▶ [Exercise objective]: Exclude the pictures; give every entry again exactly as written.

+ + + + + + +

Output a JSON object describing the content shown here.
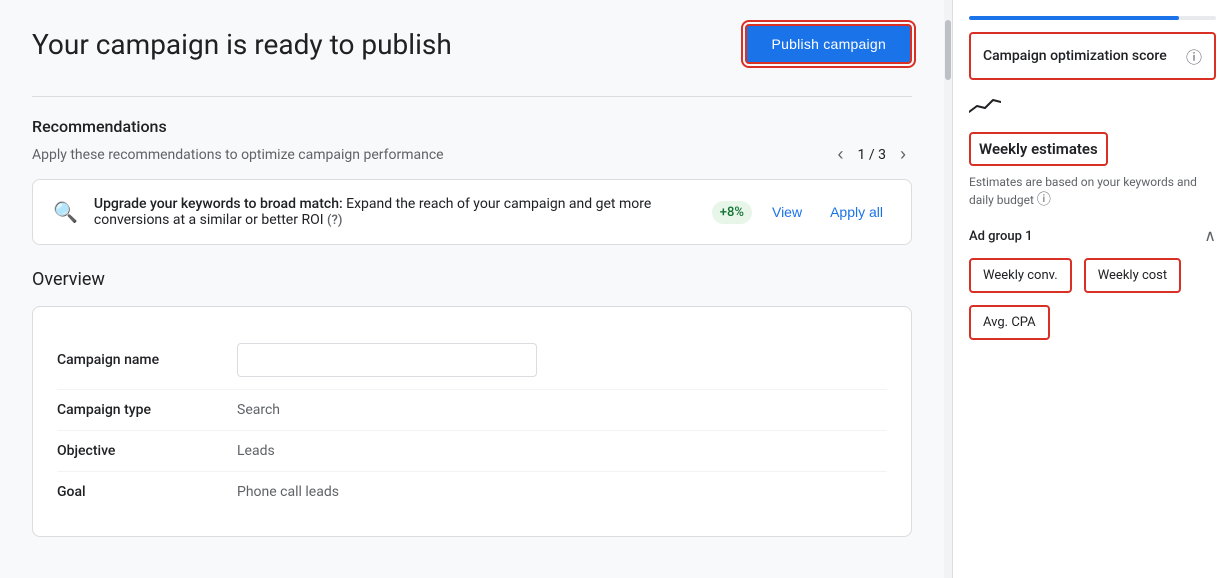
{
  "page": {
    "title": "Your campaign is ready to publish"
  },
  "header": {
    "publish_button_label": "Publish campaign"
  },
  "recommendations": {
    "section_title": "Recommendations",
    "subtitle": "Apply these recommendations to optimize campaign performance",
    "pagination": {
      "current": 1,
      "total": 3,
      "display": "1 / 3"
    },
    "card": {
      "icon": "🔍",
      "title": "Upgrade your keywords to broad match:",
      "description": "Expand the reach of your campaign and get more conversions at a similar or better ROI",
      "badge": "+8%",
      "view_label": "View",
      "apply_label": "Apply all",
      "help_icon": "?"
    }
  },
  "overview": {
    "section_title": "Overview",
    "fields": [
      {
        "label": "Campaign name",
        "value": "",
        "type": "input",
        "placeholder": ""
      },
      {
        "label": "Campaign type",
        "value": "Search",
        "type": "text"
      },
      {
        "label": "Objective",
        "value": "Leads",
        "type": "text"
      },
      {
        "label": "Goal",
        "value": "Phone call leads",
        "type": "text"
      }
    ]
  },
  "sidebar": {
    "progress_percent": 85,
    "optimization_score": {
      "label": "Campaign optimization score",
      "help_icon": "?"
    },
    "weekly_estimates": {
      "title": "Weekly estimates",
      "subtitle": "Estimates are based on your keywords and daily budget",
      "help_icon": "?"
    },
    "ad_group": {
      "label": "Ad group 1",
      "collapse_icon": "^"
    },
    "metrics": [
      {
        "label": "Weekly conv."
      },
      {
        "label": "Weekly cost"
      }
    ],
    "metric_single": {
      "label": "Avg. CPA"
    }
  }
}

+ + + + + + +

▶ [Answer to the exercise]:
Output a JSON object describing the content shown here.
{
  "page": {
    "title": "Your campaign is ready to publish"
  },
  "header": {
    "publish_button_label": "Publish campaign"
  },
  "recommendations": {
    "section_title": "Recommendations",
    "subtitle": "Apply these recommendations to optimize campaign performance",
    "pagination": {
      "current": 1,
      "total": 3,
      "display": "1 / 3"
    },
    "card": {
      "icon": "🔍",
      "title": "Upgrade your keywords to broad match:",
      "description": "Expand the reach of your campaign and get more conversions at a similar or better ROI",
      "badge": "+8%",
      "view_label": "View",
      "apply_label": "Apply all",
      "help_icon": "?"
    }
  },
  "overview": {
    "section_title": "Overview",
    "fields": [
      {
        "label": "Campaign name",
        "value": "",
        "type": "input",
        "placeholder": ""
      },
      {
        "label": "Campaign type",
        "value": "Search",
        "type": "text"
      },
      {
        "label": "Objective",
        "value": "Leads",
        "type": "text"
      },
      {
        "label": "Goal",
        "value": "Phone call leads",
        "type": "text"
      }
    ]
  },
  "sidebar": {
    "progress_percent": 85,
    "optimization_score": {
      "label": "Campaign optimization score",
      "help_icon": "?"
    },
    "weekly_estimates": {
      "title": "Weekly estimates",
      "subtitle": "Estimates are based on your keywords and daily budget",
      "help_icon": "?"
    },
    "ad_group": {
      "label": "Ad group 1",
      "collapse_icon": "^"
    },
    "metrics": [
      {
        "label": "Weekly conv."
      },
      {
        "label": "Weekly cost"
      }
    ],
    "metric_single": {
      "label": "Avg. CPA"
    }
  }
}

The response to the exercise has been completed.